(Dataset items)
* * * * * * * * *

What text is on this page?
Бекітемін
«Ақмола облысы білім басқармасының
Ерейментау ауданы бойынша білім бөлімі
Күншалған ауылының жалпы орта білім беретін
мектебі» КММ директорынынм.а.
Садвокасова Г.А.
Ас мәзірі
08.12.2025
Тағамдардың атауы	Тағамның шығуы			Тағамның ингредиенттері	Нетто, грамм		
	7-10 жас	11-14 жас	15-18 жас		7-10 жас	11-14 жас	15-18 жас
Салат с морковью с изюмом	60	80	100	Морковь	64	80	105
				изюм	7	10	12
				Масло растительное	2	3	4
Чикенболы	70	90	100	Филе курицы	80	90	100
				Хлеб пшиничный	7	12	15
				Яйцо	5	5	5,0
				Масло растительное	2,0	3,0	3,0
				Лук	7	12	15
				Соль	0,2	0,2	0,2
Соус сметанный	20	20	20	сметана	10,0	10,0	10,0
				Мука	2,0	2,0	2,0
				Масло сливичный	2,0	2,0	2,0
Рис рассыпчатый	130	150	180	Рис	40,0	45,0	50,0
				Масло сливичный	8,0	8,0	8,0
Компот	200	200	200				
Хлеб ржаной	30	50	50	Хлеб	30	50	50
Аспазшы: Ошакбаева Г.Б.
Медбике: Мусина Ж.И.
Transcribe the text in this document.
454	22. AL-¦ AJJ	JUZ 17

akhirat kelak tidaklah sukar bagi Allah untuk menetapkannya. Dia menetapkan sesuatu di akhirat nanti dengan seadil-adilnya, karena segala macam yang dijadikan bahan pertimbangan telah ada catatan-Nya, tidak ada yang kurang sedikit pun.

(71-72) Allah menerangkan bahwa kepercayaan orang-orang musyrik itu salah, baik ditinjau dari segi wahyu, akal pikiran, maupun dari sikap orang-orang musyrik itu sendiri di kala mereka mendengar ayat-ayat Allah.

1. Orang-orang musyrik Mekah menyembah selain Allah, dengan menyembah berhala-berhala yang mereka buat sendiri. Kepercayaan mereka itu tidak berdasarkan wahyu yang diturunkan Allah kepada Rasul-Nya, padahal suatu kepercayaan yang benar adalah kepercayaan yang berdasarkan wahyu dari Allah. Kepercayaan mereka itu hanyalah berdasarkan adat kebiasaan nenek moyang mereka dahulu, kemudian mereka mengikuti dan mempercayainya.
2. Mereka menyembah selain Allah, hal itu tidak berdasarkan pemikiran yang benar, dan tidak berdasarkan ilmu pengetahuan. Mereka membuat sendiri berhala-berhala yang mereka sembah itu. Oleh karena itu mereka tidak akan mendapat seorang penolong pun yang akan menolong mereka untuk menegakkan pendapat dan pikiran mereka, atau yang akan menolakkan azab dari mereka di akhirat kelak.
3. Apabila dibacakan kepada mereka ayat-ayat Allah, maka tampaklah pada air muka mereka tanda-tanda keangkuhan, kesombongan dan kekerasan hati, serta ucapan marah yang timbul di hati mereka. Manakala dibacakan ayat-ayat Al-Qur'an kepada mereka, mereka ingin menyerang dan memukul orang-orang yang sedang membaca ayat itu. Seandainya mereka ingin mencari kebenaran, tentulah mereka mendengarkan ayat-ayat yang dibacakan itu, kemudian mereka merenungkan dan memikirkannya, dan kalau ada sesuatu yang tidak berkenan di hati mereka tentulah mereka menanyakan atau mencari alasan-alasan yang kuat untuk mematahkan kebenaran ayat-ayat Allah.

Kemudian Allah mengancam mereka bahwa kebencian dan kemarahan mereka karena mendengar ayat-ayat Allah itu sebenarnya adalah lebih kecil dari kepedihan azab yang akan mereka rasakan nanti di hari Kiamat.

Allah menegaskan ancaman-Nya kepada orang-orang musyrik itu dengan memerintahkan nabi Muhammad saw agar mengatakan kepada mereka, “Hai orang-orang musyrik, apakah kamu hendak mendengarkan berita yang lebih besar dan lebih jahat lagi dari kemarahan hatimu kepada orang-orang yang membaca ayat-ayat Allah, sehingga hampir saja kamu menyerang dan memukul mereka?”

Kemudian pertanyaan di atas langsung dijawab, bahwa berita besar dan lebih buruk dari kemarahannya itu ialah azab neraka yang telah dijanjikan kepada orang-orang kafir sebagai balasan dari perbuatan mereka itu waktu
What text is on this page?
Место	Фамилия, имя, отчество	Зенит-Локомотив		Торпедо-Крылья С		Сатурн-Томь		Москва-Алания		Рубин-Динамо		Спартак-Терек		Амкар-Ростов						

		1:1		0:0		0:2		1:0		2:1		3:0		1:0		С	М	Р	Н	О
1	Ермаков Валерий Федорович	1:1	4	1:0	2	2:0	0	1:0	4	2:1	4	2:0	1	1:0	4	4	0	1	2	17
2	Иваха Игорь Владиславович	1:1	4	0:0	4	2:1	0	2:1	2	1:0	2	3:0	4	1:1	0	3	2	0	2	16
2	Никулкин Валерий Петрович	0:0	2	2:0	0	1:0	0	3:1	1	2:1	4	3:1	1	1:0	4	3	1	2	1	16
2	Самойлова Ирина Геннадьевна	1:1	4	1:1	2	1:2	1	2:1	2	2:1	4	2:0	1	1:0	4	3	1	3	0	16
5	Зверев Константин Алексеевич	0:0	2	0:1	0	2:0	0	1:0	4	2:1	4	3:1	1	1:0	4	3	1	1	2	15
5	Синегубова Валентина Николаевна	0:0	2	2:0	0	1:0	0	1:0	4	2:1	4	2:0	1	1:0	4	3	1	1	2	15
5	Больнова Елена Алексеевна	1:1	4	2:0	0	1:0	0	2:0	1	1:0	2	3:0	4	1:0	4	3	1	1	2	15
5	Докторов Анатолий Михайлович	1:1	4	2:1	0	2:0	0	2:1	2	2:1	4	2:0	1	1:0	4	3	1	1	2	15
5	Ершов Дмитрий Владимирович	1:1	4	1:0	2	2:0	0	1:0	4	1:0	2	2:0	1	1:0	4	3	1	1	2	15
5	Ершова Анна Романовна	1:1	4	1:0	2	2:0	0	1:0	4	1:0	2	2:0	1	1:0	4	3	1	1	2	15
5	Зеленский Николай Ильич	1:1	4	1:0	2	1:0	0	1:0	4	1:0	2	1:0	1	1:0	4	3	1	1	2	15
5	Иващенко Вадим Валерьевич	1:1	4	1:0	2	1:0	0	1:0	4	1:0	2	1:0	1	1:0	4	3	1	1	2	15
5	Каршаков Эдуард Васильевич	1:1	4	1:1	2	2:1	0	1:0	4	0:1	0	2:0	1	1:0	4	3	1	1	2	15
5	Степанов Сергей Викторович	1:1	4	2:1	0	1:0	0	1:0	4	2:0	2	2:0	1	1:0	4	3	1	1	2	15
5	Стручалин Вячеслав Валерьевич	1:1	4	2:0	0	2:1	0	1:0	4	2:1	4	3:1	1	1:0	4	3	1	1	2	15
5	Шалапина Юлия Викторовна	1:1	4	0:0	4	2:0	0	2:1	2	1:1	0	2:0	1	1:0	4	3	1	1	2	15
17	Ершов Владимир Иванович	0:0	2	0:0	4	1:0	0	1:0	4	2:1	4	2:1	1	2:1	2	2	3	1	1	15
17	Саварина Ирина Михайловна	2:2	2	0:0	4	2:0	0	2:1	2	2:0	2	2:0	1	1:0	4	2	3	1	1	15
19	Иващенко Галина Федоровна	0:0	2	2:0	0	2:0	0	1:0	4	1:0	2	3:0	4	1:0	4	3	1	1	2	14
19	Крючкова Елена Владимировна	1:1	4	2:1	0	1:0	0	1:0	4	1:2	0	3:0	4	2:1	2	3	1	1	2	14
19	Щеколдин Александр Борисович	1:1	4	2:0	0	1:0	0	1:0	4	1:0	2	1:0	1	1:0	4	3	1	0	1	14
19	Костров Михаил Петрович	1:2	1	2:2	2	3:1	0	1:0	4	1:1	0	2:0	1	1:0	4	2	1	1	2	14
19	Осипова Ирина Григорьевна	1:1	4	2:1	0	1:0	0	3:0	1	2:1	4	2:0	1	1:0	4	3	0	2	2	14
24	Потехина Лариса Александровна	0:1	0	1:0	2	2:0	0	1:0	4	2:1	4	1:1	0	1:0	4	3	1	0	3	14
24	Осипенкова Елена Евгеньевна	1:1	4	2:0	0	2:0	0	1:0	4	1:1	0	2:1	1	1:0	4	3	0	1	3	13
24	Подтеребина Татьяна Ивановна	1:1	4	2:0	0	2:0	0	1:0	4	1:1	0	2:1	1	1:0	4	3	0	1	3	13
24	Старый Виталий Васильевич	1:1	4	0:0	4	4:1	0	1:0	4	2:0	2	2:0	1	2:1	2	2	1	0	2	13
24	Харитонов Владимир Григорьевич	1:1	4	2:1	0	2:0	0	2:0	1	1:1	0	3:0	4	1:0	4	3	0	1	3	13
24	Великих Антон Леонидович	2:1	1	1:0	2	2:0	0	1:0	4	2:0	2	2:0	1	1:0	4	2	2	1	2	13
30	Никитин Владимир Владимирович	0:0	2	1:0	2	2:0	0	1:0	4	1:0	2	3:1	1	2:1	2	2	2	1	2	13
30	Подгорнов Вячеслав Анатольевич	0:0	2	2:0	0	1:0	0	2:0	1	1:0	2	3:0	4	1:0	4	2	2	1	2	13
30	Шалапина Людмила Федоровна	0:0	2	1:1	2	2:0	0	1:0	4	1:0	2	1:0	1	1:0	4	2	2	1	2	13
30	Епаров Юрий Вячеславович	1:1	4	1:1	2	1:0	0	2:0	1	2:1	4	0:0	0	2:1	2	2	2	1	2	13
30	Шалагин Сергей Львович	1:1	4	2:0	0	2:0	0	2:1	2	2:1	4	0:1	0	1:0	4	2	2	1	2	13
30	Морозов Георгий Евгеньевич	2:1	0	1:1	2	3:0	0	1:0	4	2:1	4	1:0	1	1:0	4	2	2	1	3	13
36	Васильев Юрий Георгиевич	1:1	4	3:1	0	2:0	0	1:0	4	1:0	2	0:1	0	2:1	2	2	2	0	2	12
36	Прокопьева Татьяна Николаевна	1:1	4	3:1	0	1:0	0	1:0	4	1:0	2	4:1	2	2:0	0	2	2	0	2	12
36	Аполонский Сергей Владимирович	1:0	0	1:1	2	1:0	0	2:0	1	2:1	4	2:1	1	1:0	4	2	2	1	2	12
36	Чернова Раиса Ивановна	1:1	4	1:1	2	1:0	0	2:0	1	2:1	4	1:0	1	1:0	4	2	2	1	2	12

* * * * * * * * *

* [Description of the task]
Extract all lines from the data in which "Валерьевич" is found.

* [Final answer]
5	Иващенко Вадим Валерьевич	1:1	4	1:0	2	1:0	0	1:0	4	1:0	2	1:0	1	1:0	4	3	1	1	2	15
5	Стручалин Вячеслав Валерьевич	1:1	4	2:0	0	2:1	0	1:0	4	2:1	4	3:1	1	1:0	4	3	1	1	2	15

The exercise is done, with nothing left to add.